GIVEN EXERCISE –
Copy only this range: the line with "Read out every word on this page." through the final line of the material, inclusive at both ends.

___ DATA SHOWN

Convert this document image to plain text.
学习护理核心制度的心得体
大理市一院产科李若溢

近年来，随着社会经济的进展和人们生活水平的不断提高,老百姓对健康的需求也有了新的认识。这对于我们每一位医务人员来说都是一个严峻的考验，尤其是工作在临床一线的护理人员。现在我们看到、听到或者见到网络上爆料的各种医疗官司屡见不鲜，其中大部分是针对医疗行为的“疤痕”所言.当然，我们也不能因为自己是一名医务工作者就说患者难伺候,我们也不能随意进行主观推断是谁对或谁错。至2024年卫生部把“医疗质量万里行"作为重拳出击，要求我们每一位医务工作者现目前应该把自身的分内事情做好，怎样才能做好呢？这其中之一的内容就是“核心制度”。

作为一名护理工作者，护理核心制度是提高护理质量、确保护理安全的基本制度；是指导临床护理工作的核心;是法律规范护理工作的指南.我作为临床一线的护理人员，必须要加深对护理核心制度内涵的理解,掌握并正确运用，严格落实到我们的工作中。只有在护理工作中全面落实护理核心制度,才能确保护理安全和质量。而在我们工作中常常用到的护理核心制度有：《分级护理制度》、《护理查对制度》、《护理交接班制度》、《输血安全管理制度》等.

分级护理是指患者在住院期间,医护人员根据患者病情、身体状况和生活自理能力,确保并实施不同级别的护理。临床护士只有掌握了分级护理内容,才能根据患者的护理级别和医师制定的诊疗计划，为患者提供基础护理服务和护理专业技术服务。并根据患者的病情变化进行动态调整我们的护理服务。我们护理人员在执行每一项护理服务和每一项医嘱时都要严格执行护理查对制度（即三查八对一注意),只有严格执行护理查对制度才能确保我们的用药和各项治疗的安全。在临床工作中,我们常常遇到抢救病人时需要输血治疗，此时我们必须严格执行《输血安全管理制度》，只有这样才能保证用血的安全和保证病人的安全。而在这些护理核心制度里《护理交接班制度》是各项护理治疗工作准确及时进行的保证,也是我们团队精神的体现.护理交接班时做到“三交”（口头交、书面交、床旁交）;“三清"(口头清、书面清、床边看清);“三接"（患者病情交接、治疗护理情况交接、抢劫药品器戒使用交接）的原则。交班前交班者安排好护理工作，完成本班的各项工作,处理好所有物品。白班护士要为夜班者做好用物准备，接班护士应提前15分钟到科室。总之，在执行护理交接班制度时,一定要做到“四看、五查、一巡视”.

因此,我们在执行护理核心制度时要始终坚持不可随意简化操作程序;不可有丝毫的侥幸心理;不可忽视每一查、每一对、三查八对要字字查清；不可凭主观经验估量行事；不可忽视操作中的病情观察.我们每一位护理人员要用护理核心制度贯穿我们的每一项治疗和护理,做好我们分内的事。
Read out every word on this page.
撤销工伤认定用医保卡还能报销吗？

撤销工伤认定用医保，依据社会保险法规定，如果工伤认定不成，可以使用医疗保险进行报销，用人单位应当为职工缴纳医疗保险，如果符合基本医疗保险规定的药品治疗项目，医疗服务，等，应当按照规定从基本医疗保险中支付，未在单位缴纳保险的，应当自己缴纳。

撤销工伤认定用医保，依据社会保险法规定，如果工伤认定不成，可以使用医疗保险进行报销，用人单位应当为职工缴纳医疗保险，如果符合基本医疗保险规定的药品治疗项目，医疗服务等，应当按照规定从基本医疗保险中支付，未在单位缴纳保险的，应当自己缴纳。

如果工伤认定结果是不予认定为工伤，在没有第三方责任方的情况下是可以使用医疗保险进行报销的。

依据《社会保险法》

______

SOLUTION TO THIS TASK –
Read out every word on this page.
撤销工伤认定用医保卡还能报销吗？

撤销工伤认定用医保，依据社会保险法规定，如果工伤认定不成，可以使用医疗保险进行报销，用人单位应当为职工缴纳医疗保险，如果符合基本医疗保险规定的药品治疗项目，医疗服务，等，应当按照规定从基本医疗保险中支付，未在单位缴纳保险的，应当自己缴纳。

撤销工伤认定用医保，依据社会保险法规定，如果工伤认定不成，可以使用医疗保险进行报销，用人单位应当为职工缴纳医疗保险，如果符合基本医疗保险规定的药品治疗项目，医疗服务等，应当按照规定从基本医疗保险中支付，未在单位缴纳保险的，应当自己缴纳。

如果工伤认定结果是不予认定为工伤，在没有第三方责任方的情况下是可以使用医疗保险进行报销的。

依据《社会保险法》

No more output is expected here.